---- Recorded data

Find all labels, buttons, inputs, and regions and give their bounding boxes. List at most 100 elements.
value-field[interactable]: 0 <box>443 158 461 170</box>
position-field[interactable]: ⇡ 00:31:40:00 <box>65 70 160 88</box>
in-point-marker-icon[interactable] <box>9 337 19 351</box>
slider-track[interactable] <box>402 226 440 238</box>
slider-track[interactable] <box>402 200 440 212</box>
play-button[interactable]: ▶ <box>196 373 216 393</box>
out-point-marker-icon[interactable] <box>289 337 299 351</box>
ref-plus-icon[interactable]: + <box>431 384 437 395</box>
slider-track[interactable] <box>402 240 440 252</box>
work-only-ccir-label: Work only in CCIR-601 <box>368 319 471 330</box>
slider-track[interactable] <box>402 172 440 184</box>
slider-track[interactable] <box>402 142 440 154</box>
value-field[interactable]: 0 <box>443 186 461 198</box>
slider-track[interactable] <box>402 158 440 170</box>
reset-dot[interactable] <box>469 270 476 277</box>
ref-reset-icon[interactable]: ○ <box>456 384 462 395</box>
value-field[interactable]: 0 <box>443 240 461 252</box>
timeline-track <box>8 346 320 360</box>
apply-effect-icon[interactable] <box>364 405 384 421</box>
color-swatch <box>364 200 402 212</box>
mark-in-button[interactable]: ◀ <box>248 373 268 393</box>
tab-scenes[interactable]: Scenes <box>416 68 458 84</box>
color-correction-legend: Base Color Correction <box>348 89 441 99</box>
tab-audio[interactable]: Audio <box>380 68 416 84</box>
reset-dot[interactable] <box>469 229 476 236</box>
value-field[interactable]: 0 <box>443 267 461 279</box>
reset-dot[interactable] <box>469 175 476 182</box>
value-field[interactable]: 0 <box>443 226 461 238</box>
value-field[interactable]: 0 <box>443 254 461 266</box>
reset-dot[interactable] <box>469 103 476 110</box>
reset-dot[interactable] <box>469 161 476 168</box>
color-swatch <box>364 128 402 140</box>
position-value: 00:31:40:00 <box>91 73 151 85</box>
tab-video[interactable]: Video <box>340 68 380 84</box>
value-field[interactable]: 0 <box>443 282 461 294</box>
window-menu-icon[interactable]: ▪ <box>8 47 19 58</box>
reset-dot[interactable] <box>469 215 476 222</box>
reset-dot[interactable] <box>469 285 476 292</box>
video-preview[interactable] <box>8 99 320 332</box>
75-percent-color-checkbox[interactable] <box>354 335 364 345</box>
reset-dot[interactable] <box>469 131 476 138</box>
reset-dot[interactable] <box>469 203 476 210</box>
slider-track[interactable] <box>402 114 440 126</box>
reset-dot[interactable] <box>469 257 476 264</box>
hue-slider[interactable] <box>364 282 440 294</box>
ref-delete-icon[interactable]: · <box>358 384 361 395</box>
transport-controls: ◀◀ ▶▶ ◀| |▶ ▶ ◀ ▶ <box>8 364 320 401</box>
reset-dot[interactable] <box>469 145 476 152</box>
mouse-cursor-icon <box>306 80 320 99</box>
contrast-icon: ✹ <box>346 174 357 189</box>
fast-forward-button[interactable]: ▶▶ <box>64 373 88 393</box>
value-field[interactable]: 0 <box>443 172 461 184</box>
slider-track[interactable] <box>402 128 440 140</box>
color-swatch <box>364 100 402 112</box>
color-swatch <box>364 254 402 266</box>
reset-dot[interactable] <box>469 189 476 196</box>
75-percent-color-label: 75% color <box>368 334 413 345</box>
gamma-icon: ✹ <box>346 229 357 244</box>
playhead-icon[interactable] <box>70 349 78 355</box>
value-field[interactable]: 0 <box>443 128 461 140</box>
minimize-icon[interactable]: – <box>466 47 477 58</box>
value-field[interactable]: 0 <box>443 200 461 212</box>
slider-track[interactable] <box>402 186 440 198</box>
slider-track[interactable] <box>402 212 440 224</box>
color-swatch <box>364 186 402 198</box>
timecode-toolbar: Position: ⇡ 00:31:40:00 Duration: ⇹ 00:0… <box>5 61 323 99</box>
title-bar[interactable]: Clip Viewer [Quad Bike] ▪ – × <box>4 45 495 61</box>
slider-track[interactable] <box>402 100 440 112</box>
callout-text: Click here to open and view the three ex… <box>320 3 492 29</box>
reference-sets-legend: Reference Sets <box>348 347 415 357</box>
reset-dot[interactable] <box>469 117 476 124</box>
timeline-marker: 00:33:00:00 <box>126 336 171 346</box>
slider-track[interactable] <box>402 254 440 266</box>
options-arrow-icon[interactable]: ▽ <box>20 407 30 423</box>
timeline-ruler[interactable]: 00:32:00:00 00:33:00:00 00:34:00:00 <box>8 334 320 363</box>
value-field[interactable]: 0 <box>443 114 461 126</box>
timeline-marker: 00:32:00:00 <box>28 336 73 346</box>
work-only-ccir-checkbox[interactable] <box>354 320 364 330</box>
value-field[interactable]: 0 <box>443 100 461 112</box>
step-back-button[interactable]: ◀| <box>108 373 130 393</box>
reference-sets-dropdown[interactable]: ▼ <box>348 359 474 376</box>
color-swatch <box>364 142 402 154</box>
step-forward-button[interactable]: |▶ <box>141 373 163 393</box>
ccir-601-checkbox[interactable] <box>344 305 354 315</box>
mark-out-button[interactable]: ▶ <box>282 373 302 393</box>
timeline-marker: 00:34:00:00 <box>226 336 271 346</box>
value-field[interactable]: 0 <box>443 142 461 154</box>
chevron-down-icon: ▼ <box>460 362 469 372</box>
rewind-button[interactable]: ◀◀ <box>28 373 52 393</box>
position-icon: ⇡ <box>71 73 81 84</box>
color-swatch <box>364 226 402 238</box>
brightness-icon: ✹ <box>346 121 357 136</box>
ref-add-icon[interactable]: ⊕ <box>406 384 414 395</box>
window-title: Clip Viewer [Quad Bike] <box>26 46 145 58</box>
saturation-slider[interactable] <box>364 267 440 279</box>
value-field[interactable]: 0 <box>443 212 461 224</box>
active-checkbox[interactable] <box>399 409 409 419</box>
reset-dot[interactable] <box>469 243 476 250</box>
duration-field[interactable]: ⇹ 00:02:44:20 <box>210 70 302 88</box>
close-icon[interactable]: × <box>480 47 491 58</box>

--------

[Problem requirements] Reproduce the records word for word, from the first line through the line containing "timeline-track <box>8 346 320 360</box>", including that line.

[Answer to this problem]
Find all labels, buttons, inputs, and regions and give their bounding boxes. List at most 100 elements.
value-field[interactable]: 0 <box>443 158 461 170</box>
position-field[interactable]: ⇡ 00:31:40:00 <box>65 70 160 88</box>
in-point-marker-icon[interactable] <box>9 337 19 351</box>
slider-track[interactable] <box>402 226 440 238</box>
slider-track[interactable] <box>402 200 440 212</box>
play-button[interactable]: ▶ <box>196 373 216 393</box>
out-point-marker-icon[interactable] <box>289 337 299 351</box>
ref-plus-icon[interactable]: + <box>431 384 437 395</box>
slider-track[interactable] <box>402 240 440 252</box>
work-only-ccir-label: Work only in CCIR-601 <box>368 319 471 330</box>
slider-track[interactable] <box>402 172 440 184</box>
slider-track[interactable] <box>402 142 440 154</box>
value-field[interactable]: 0 <box>443 186 461 198</box>
slider-track[interactable] <box>402 158 440 170</box>
reset-dot[interactable] <box>469 270 476 277</box>
ref-reset-icon[interactable]: ○ <box>456 384 462 395</box>
value-field[interactable]: 0 <box>443 240 461 252</box>
timeline-track <box>8 346 320 360</box>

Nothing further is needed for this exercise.